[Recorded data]
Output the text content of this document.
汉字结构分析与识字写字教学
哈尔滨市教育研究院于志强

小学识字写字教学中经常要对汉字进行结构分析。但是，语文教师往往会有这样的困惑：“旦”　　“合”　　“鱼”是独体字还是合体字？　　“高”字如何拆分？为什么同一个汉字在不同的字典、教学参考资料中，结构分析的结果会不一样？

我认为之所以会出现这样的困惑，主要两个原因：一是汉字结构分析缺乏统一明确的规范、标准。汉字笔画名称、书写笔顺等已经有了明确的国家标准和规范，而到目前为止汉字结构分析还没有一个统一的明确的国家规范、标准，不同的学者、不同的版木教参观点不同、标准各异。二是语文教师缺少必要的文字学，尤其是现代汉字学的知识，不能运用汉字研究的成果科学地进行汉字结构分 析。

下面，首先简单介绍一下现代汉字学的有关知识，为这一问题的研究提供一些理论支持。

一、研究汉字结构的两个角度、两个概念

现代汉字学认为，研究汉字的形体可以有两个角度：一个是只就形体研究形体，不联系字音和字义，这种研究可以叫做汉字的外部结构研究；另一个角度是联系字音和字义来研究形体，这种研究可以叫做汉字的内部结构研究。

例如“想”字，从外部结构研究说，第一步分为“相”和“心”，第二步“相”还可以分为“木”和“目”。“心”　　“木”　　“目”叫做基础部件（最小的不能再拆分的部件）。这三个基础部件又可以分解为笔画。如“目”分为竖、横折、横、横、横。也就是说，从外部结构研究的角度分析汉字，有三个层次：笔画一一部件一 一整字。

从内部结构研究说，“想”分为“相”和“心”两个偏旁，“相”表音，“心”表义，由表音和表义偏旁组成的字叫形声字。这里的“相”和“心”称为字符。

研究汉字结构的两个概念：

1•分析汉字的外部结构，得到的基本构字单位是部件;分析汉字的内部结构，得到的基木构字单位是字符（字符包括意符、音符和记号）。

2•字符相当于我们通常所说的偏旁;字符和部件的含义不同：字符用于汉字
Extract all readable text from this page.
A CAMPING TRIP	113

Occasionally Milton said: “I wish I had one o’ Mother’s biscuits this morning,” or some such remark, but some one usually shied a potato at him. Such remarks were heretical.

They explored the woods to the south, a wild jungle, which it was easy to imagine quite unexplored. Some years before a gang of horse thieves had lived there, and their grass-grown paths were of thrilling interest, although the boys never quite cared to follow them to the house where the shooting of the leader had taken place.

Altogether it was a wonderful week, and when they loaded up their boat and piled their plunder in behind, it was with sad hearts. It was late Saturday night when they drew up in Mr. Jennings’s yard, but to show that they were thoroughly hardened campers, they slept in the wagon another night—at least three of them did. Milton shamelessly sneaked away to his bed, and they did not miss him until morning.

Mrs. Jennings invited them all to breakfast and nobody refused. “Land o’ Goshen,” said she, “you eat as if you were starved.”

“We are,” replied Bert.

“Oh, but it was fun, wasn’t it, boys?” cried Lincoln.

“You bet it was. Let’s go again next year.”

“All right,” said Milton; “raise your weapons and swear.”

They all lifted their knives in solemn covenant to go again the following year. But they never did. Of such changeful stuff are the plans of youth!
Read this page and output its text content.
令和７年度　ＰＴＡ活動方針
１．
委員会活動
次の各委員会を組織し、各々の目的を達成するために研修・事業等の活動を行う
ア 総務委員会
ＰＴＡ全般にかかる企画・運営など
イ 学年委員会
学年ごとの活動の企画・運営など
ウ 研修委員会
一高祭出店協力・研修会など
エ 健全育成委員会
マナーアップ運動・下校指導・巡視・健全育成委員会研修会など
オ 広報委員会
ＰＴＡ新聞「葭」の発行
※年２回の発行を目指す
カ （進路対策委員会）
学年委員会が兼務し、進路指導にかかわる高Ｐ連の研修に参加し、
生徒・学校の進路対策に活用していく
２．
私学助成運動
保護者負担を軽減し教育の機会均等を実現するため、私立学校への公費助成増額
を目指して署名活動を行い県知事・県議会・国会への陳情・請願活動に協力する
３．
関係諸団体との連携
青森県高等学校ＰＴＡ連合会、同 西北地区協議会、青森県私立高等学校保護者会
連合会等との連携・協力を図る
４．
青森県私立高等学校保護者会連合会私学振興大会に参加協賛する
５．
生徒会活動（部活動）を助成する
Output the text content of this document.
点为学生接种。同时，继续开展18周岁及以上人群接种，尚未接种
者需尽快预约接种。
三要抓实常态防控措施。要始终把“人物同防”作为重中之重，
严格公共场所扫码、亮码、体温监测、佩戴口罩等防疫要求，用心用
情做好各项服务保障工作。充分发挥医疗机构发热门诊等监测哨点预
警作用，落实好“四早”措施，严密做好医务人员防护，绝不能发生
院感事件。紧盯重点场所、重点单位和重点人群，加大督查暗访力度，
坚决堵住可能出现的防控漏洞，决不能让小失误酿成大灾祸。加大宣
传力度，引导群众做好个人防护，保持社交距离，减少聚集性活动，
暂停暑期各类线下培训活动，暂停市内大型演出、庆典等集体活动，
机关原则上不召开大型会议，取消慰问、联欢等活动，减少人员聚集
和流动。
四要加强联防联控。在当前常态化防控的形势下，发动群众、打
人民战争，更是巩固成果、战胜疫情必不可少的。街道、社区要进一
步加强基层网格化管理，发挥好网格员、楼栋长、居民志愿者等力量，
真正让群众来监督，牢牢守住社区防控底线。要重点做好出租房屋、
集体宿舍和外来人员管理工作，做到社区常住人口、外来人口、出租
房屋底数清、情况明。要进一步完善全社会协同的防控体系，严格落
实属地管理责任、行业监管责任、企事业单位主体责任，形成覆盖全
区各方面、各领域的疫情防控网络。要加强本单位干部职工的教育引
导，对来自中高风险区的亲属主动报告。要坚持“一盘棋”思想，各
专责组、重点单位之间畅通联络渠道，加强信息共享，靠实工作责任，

What you need to do
Scan the material above for the string "again" and return the lines that hold it.

Written reply
“You bet it was. Let’s go again next year.”
They all lifted their knives in solemn covenant to go again the following year. But they never did. Of such changeful stuff are the plans of youth!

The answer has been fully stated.